◆ Records supplied

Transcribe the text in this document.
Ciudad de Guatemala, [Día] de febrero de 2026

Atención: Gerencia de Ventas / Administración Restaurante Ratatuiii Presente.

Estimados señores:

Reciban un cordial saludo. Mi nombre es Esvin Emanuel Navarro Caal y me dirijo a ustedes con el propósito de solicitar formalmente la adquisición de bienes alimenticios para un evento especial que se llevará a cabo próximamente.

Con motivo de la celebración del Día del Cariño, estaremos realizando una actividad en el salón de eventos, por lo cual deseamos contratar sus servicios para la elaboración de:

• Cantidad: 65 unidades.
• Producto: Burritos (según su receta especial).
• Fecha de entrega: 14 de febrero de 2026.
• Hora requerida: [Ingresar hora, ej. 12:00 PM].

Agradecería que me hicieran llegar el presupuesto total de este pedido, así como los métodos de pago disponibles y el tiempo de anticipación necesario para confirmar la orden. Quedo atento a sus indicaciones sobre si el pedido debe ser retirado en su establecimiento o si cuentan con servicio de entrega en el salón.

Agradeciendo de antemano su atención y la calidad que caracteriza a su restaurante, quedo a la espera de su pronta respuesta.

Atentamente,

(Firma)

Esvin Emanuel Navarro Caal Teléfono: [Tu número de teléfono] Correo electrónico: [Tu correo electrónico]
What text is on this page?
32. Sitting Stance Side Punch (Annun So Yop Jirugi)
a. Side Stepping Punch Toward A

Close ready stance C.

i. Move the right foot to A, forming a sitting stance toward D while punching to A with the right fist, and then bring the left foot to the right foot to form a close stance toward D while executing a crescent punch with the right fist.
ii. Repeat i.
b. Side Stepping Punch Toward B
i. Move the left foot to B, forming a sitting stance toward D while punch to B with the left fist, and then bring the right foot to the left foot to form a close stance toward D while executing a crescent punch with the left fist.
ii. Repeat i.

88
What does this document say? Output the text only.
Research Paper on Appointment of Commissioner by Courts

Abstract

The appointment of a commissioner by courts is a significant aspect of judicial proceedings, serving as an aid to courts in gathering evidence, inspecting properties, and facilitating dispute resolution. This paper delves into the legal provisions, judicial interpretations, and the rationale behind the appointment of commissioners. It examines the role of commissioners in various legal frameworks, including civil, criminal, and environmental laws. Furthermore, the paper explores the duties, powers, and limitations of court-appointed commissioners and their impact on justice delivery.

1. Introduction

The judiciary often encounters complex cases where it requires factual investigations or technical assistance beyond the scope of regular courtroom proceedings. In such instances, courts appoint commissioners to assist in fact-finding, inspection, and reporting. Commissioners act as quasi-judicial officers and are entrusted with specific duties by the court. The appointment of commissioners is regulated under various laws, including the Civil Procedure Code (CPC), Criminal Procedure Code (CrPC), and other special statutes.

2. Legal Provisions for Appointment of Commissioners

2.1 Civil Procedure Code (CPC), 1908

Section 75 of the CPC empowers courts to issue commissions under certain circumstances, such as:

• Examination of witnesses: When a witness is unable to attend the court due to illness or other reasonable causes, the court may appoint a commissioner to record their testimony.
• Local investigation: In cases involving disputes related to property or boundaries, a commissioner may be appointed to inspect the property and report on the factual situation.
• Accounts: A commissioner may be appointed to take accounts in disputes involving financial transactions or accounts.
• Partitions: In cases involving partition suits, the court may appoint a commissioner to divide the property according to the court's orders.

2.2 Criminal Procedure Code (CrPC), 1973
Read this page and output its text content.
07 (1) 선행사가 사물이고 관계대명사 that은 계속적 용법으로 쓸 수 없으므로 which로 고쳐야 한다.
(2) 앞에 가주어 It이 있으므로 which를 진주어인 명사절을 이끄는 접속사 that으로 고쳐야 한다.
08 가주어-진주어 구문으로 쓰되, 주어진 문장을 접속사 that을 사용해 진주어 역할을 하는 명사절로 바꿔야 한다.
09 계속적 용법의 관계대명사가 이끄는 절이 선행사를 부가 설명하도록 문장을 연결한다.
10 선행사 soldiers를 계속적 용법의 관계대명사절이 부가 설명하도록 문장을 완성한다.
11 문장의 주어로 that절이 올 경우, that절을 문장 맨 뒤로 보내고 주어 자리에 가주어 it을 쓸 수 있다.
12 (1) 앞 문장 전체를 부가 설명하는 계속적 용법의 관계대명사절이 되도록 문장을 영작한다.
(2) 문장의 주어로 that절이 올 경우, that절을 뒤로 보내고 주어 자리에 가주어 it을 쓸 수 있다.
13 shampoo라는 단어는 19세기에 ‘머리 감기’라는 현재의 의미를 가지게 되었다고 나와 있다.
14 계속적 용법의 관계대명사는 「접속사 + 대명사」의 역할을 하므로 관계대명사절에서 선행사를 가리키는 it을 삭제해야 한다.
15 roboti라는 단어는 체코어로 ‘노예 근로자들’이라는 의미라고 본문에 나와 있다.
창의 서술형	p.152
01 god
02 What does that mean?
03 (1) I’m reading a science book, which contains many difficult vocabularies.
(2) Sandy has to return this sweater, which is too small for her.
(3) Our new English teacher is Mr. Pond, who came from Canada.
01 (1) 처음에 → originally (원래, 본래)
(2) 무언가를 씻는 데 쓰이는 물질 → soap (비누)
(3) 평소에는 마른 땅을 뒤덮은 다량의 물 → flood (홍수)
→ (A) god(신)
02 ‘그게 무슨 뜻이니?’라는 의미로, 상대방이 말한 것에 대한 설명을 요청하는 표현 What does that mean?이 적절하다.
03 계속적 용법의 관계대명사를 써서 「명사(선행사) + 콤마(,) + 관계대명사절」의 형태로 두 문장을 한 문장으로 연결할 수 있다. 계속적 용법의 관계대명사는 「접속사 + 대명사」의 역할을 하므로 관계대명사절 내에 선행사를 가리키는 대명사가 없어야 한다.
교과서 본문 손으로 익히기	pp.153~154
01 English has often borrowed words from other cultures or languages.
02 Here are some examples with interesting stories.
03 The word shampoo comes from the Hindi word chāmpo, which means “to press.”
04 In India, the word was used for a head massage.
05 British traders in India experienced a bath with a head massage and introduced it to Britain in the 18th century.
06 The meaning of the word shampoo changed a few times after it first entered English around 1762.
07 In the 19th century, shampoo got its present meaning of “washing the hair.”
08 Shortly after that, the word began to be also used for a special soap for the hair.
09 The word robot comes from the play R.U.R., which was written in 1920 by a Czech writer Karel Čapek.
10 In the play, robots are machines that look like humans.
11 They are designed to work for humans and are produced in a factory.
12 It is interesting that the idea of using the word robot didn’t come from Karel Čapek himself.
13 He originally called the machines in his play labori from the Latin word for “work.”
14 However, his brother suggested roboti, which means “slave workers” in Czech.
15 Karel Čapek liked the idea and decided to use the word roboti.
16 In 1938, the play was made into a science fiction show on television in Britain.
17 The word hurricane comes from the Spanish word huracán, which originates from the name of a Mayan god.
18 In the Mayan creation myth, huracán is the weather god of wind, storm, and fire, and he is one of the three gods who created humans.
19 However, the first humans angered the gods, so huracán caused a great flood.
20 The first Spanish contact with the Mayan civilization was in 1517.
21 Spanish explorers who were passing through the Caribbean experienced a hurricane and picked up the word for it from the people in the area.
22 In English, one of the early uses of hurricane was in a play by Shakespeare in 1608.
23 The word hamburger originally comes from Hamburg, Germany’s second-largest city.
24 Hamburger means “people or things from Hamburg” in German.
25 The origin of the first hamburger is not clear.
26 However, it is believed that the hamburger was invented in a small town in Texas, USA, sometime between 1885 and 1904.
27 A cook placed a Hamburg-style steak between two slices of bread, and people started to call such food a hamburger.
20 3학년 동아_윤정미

◆ What to produce
Give the entries again in full, exactly as they are written.

◆ Reply to the exercise
Transcribe the text in this document.
Ciudad de Guatemala, [Día] de febrero de 2026

Atención: Gerencia de Ventas / Administración Restaurante Ratatuiii Presente.

Estimados señores:

Reciban un cordial saludo. Mi nombre es Esvin Emanuel Navarro Caal y me dirijo a ustedes con el propósito de solicitar formalmente la adquisición de bienes alimenticios para un evento especial que se llevará a cabo próximamente.

Con motivo de la celebración del Día del Cariño, estaremos realizando una actividad en el salón de eventos, por lo cual deseamos contratar sus servicios para la elaboración de:

• Cantidad: 65 unidades.
• Producto: Burritos (según su receta especial).
• Fecha de entrega: 14 de febrero de 2026.
• Hora requerida: [Ingresar hora, ej. 12:00 PM].

Agradecería que me hicieran llegar el presupuesto total de este pedido, así como los métodos de pago disponibles y el tiempo de anticipación necesario para confirmar la orden. Quedo atento a sus indicaciones sobre si el pedido debe ser retirado en su establecimiento o si cuentan con servicio de entrega en el salón.

Agradeciendo de antemano su atención y la calidad que caracteriza a su restaurante, quedo a la espera de su pronta respuesta.

Atentamente,

(Firma)

Esvin Emanuel Navarro Caal Teléfono: [Tu número de teléfono] Correo electrónico: [Tu correo electrónico]
What text is on this page?
32. Sitting Stance Side Punch (Annun So Yop Jirugi)
a. Side Stepping Punch Toward A

Close ready stance C.

i. Move the right foot to A, forming a sitting stance toward D while punching to A with the right fist, and then bring the left foot to the right foot to form a close stance toward D while executing a crescent punch with the right fist.
ii. Repeat i.
b. Side Stepping Punch Toward B
i. Move the left foot to B, forming a sitting stance toward D while punch to B with the left fist, and then bring the right foot to the left foot to form a close stance toward D while executing a crescent punch with the left fist.
ii. Repeat i.

88
What does this document say? Output the text only.
Research Paper on Appointment of Commissioner by Courts

Abstract

The appointment of a commissioner by courts is a significant aspect of judicial proceedings, serving as an aid to courts in gathering evidence, inspecting properties, and facilitating dispute resolution. This paper delves into the legal provisions, judicial interpretations, and the rationale behind the appointment of commissioners. It examines the role of commissioners in various legal frameworks, including civil, criminal, and environmental laws. Furthermore, the paper explores the duties, powers, and limitations of court-appointed commissioners and their impact on justice delivery.

1. Introduction

The judiciary often encounters complex cases where it requires factual investigations or technical assistance beyond the scope of regular courtroom proceedings. In such instances, courts appoint commissioners to assist in fact-finding, inspection, and reporting. Commissioners act as quasi-judicial officers and are entrusted with specific duties by the court. The appointment of commissioners is regulated under various laws, including the Civil Procedure Code (CPC), Criminal Procedure Code (CrPC), and other special statutes.

2. Legal Provisions for Appointment of Commissioners

2.1 Civil Procedure Code (CPC), 1908

Section 75 of the CPC empowers courts to issue commissions under certain circumstances, such as:

• Examination of witnesses: When a witness is unable to attend the court due to illness or other reasonable causes, the court may appoint a commissioner to record their testimony.
• Local investigation: In cases involving disputes related to property or boundaries, a commissioner may be appointed to inspect the property and report on the factual situation.
• Accounts: A commissioner may be appointed to take accounts in disputes involving financial transactions or accounts.
• Partitions: In cases involving partition suits, the court may appoint a commissioner to divide the property according to the court's orders.

2.2 Criminal Procedure Code (CrPC), 1973
Read this page and output its text content.
07 (1) 선행사가 사물이고 관계대명사 that은 계속적 용법으로 쓸 수 없으므로 which로 고쳐야 한다.
(2) 앞에 가주어 It이 있으므로 which를 진주어인 명사절을 이끄는 접속사 that으로 고쳐야 한다.
08 가주어-진주어 구문으로 쓰되, 주어진 문장을 접속사 that을 사용해 진주어 역할을 하는 명사절로 바꿔야 한다.
09 계속적 용법의 관계대명사가 이끄는 절이 선행사를 부가 설명하도록 문장을 연결한다.
10 선행사 soldiers를 계속적 용법의 관계대명사절이 부가 설명하도록 문장을 완성한다.
11 문장의 주어로 that절이 올 경우, that절을 문장 맨 뒤로 보내고 주어 자리에 가주어 it을 쓸 수 있다.
12 (1) 앞 문장 전체를 부가 설명하는 계속적 용법의 관계대명사절이 되도록 문장을 영작한다.
(2) 문장의 주어로 that절이 올 경우, that절을 뒤로 보내고 주어 자리에 가주어 it을 쓸 수 있다.
13 shampoo라는 단어는 19세기에 ‘머리 감기’라는 현재의 의미를 가지게 되었다고 나와 있다.
14 계속적 용법의 관계대명사는 「접속사 + 대명사」의 역할을 하므로 관계대명사절에서 선행사를 가리키는 it을 삭제해야 한다.
15 roboti라는 단어는 체코어로 ‘노예 근로자들’이라는 의미라고 본문에 나와 있다.
창의 서술형	p.152
01 god
02 What does that mean?
03 (1) I’m reading a science book, which contains many difficult vocabularies.
(2) Sandy has to return this sweater, which is too small for her.
(3) Our new English teacher is Mr. Pond, who came from Canada.
01 (1) 처음에 → originally (원래, 본래)
(2) 무언가를 씻는 데 쓰이는 물질 → soap (비누)
(3) 평소에는 마른 땅을 뒤덮은 다량의 물 → flood (홍수)
→ (A) god(신)
02 ‘그게 무슨 뜻이니?’라는 의미로, 상대방이 말한 것에 대한 설명을 요청하는 표현 What does that mean?이 적절하다.
03 계속적 용법의 관계대명사를 써서 「명사(선행사) + 콤마(,) + 관계대명사절」의 형태로 두 문장을 한 문장으로 연결할 수 있다. 계속적 용법의 관계대명사는 「접속사 + 대명사」의 역할을 하므로 관계대명사절 내에 선행사를 가리키는 대명사가 없어야 한다.
교과서 본문 손으로 익히기	pp.153~154
01 English has often borrowed words from other cultures or languages.
02 Here are some examples with interesting stories.
03 The word shampoo comes from the Hindi word chāmpo, which means “to press.”
04 In India, the word was used for a head massage.
05 British traders in India experienced a bath with a head massage and introduced it to Britain in the 18th century.
06 The meaning of the word shampoo changed a few times after it first entered English around 1762.
07 In the 19th century, shampoo got its present meaning of “washing the hair.”
08 Shortly after that, the word began to be also used for a special soap for the hair.
09 The word robot comes from the play R.U.R., which was written in 1920 by a Czech writer Karel Čapek.
10 In the play, robots are machines that look like humans.
11 They are designed to work for humans and are produced in a factory.
12 It is interesting that the idea of using the word robot didn’t come from Karel Čapek himself.
13 He originally called the machines in his play labori from the Latin word for “work.”
14 However, his brother suggested roboti, which means “slave workers” in Czech.
15 Karel Čapek liked the idea and decided to use the word roboti.
16 In 1938, the play was made into a science fiction show on television in Britain.
17 The word hurricane comes from the Spanish word huracán, which originates from the name of a Mayan god.
18 In the Mayan creation myth, huracán is the weather god of wind, storm, and fire, and he is one of the three gods who created humans.
19 However, the first humans angered the gods, so huracán caused a great flood.
20 The first Spanish contact with the Mayan civilization was in 1517.
21 Spanish explorers who were passing through the Caribbean experienced a hurricane and picked up the word for it from the people in the area.
22 In English, one of the early uses of hurricane was in a play by Shakespeare in 1608.
23 The word hamburger originally comes from Hamburg, Germany’s second-largest city.
24 Hamburger means “people or things from Hamburg” in German.
25 The origin of the first hamburger is not clear.
26 However, it is believed that the hamburger was invented in a small town in Texas, USA, sometime between 1885 and 1904.
27 A cook placed a Hamburg-style steak between two slices of bread, and people started to call such food a hamburger.
20 3학년 동아_윤정미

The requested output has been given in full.